Written problem: Quote all lines below exactly. Images stay out.

begin Input data

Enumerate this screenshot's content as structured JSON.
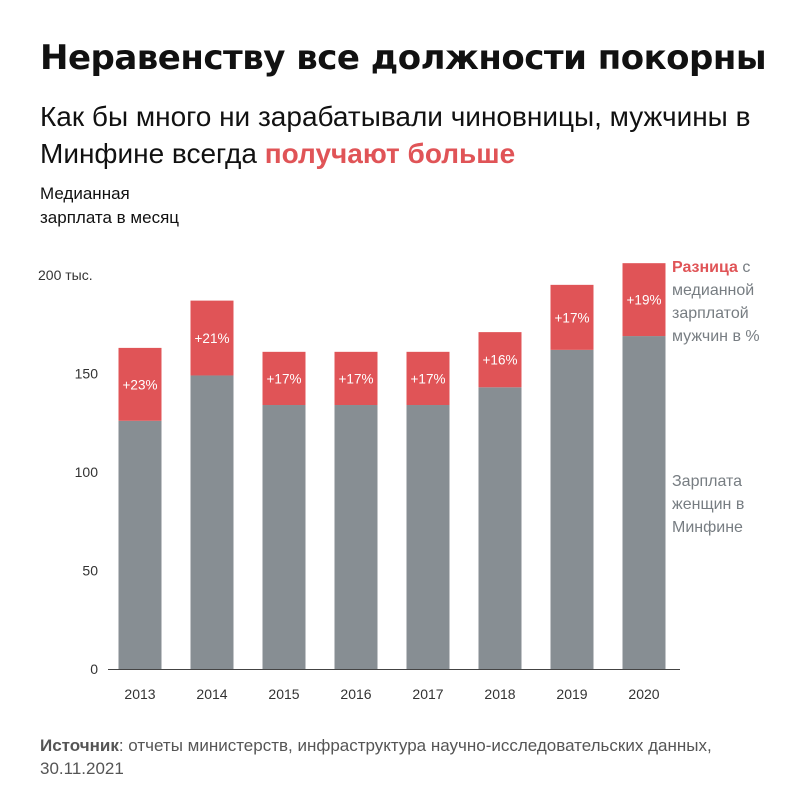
{
  "header": {
    "title": "Неравенству все должности покорны",
    "subtitle_part1": "Как бы много ни зарабатывали чиновницы, мужчины в Минфине всегда ",
    "subtitle_highlight": "получают больше"
  },
  "legend": {
    "diff_lead": "Разница",
    "diff_rest": " с медианной зарплатой мужчин в %",
    "women": "Зарплата женщин в Минфине"
  },
  "source": {
    "label": "Источник",
    "text": ": отчеты министерств, инфраструктура научно-исследовательских данных, 30.11.2021"
  },
  "colors": {
    "women": "#878e93",
    "difference": "#e05457",
    "axis": "#444444",
    "tick_text": "#333333"
  },
  "chart_data": {
    "type": "bar",
    "stacked": true,
    "ylabel": "Медианная зарплата в месяц",
    "ylim": [
      0,
      200
    ],
    "yticks": [
      0,
      50,
      100,
      150,
      200
    ],
    "ytick_labels": [
      "0",
      "50",
      "100",
      "150",
      "200 тыс."
    ],
    "categories": [
      "2013",
      "2014",
      "2015",
      "2016",
      "2017",
      "2018",
      "2019",
      "2020"
    ],
    "series": [
      {
        "name": "Зарплата женщин в Минфине",
        "values": [
          126,
          149,
          134,
          134,
          134,
          143,
          162,
          169
        ]
      },
      {
        "name": "Разница с медианной зарплатой мужчин в %",
        "values": [
          37,
          38,
          27,
          27,
          27,
          28,
          33,
          37
        ]
      }
    ],
    "data_labels": [
      "+23%",
      "+21%",
      "+17%",
      "+17%",
      "+17%",
      "+16%",
      "+17%",
      "+19%"
    ]
  }
}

end Input data

Answer in full:
Enumerate this screenshot's content as structured JSON.
{
  "header": {
    "title": "Неравенству все должности покорны",
    "subtitle_part1": "Как бы много ни зарабатывали чиновницы, мужчины в Минфине всегда ",
    "subtitle_highlight": "получают больше"
  },
  "legend": {
    "diff_lead": "Разница",
    "diff_rest": " с медианной зарплатой мужчин в %",
    "women": "Зарплата женщин в Минфине"
  },
  "source": {
    "label": "Источник",
    "text": ": отчеты министерств, инфраструктура научно-исследовательских данных, 30.11.2021"
  },
  "colors": {
    "women": "#878e93",
    "difference": "#e05457",
    "axis": "#444444",
    "tick_text": "#333333"
  },
  "chart_data": {
    "type": "bar",
    "stacked": true,
    "ylabel": "Медианная зарплата в месяц",
    "ylim": [
      0,
      200
    ],
    "yticks": [
      0,
      50,
      100,
      150,
      200
    ],
    "ytick_labels": [
      "0",
      "50",
      "100",
      "150",
      "200 тыс."
    ],
    "categories": [
      "2013",
      "2014",
      "2015",
      "2016",
      "2017",
      "2018",
      "2019",
      "2020"
    ],
    "series": [
      {
        "name": "Зарплата женщин в Минфине",
        "values": [
          126,
          149,
          134,
          134,
          134,
          143,
          162,
          169
        ]
      },
      {
        "name": "Разница с медианной зарплатой мужчин в %",
        "values": [
          37,
          38,
          27,
          27,
          27,
          28,
          33,
          37
        ]
      }
    ],
    "data_labels": [
      "+23%",
      "+21%",
      "+17%",
      "+17%",
      "+17%",
      "+16%",
      "+17%",
      "+19%"
    ]
  }
}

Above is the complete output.